— Task —
Each entry below is to be written out exactly, and the pictures are to be left out.

— Data entries —
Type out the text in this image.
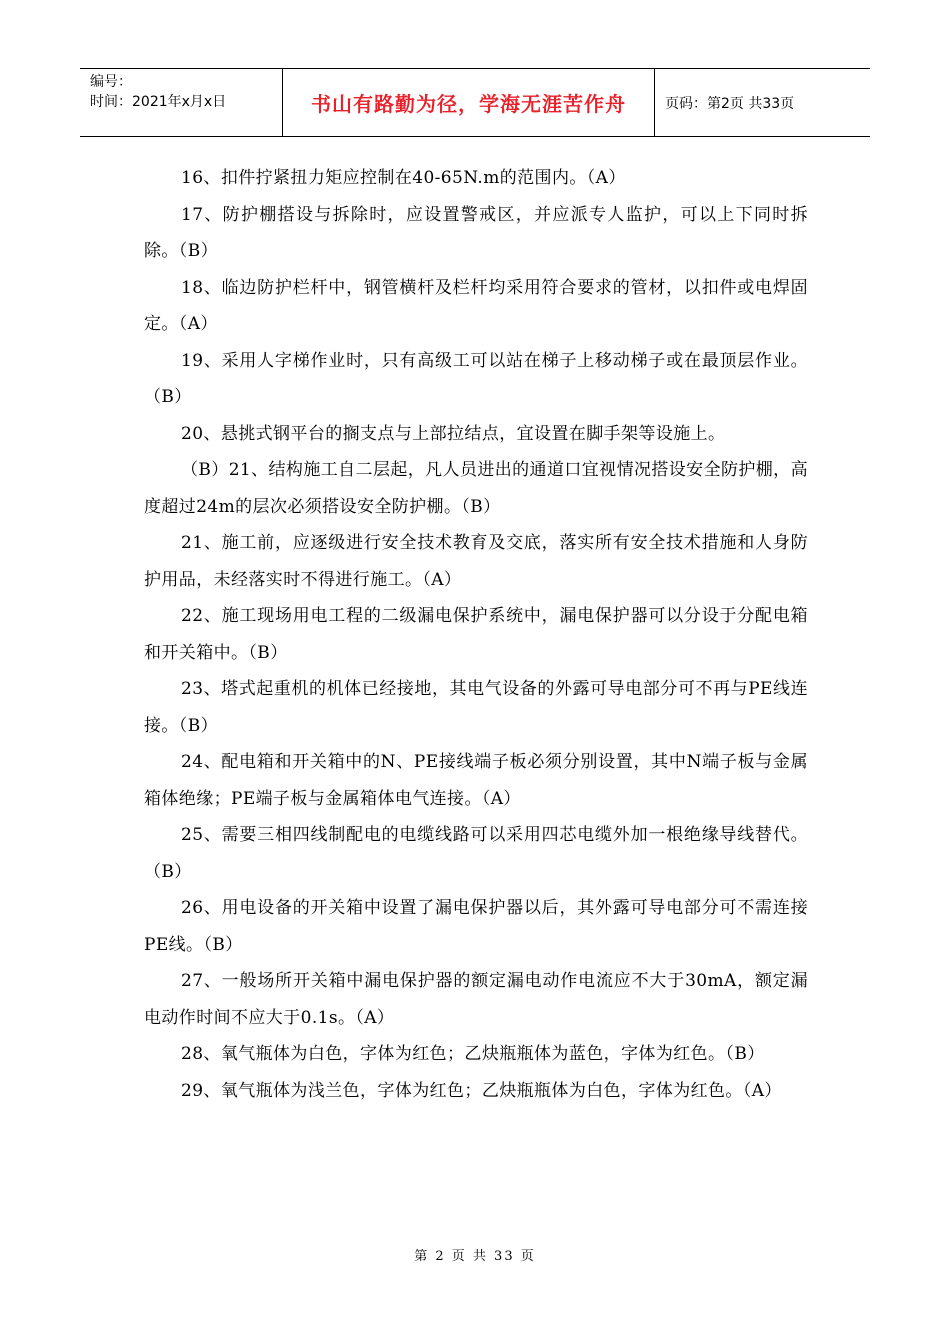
编号：
时间：2021年x月x日	书山有路勤为径，学海无涯苦作舟	页码：第2页 共33页

16、扣件拧紧扭力矩应控制在40-65N.m的范围内。（A）

17、防护棚搭设与拆除时，应设置警戒区，并应派专人监护，可以上下同时拆除。（B）

18、临边防护栏杆中，钢管横杆及栏杆均采用符合要求的管材，以扣件或电焊固定。（A）

19、采用人字梯作业时，只有高级工可以站在梯子上移动梯子或在最顶层作业。（B）

20、悬挑式钢平台的搁支点与上部拉结点，宜设置在脚手架等设施上。

（B）21、结构施工自二层起，凡人员进出的通道口宜视情况搭设安全防护棚，高度超过24m的层次必须搭设安全防护棚。（B）

21、施工前，应逐级进行安全技术教育及交底，落实所有安全技术措施和人身防护用品，未经落实时不得进行施工。（A）

22、施工现场用电工程的二级漏电保护系统中，漏电保护器可以分设于分配电箱和开关箱中。（B）

23、塔式起重机的机体已经接地，其电气设备的外露可导电部分可不再与PE线连接。（B）

24、配电箱和开关箱中的N、PE接线端子板必须分别设置，其中N端子板与金属箱体绝缘；PE端子板与金属箱体电气连接。（A）

25、需要三相四线制配电的电缆线路可以采用四芯电缆外加一根绝缘导线替代。（B）

26、用电设备的开关箱中设置了漏电保护器以后，其外露可导电部分可不需连接PE线。（B）

27、一般场所开关箱中漏电保护器的额定漏电动作电流应不大于30mA，额定漏电动作时间不应大于0.1s。（A）

28、氧气瓶体为白色，字体为红色；乙炔瓶瓶体为蓝色，字体为红色。（B）

29、氧气瓶体为浅兰色，字体为红色；乙炔瓶瓶体为白色，字体为红色。（A）

第 2 页 共 33 页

— Right answer —
Type out the text in this image.
编号：
时间：2021年x月x日	书山有路勤为径，学海无涯苦作舟	页码：第2页 共33页

16、扣件拧紧扭力矩应控制在40-65N.m的范围内。（A）

17、防护棚搭设与拆除时，应设置警戒区，并应派专人监护，可以上下同时拆除。（B）

18、临边防护栏杆中，钢管横杆及栏杆均采用符合要求的管材，以扣件或电焊固定。（A）

19、采用人字梯作业时，只有高级工可以站在梯子上移动梯子或在最顶层作业。（B）

20、悬挑式钢平台的搁支点与上部拉结点，宜设置在脚手架等设施上。

（B）21、结构施工自二层起，凡人员进出的通道口宜视情况搭设安全防护棚，高度超过24m的层次必须搭设安全防护棚。（B）

21、施工前，应逐级进行安全技术教育及交底，落实所有安全技术措施和人身防护用品，未经落实时不得进行施工。（A）

22、施工现场用电工程的二级漏电保护系统中，漏电保护器可以分设于分配电箱和开关箱中。（B）

23、塔式起重机的机体已经接地，其电气设备的外露可导电部分可不再与PE线连接。（B）

24、配电箱和开关箱中的N、PE接线端子板必须分别设置，其中N端子板与金属箱体绝缘；PE端子板与金属箱体电气连接。（A）

25、需要三相四线制配电的电缆线路可以采用四芯电缆外加一根绝缘导线替代。（B）

26、用电设备的开关箱中设置了漏电保护器以后，其外露可导电部分可不需连接PE线。（B）

27、一般场所开关箱中漏电保护器的额定漏电动作电流应不大于30mA，额定漏电动作时间不应大于0.1s。（A）

28、氧气瓶体为白色，字体为红色；乙炔瓶瓶体为蓝色，字体为红色。（B）

29、氧气瓶体为浅兰色，字体为红色；乙炔瓶瓶体为白色，字体为红色。（A）

第 2 页 共 33 页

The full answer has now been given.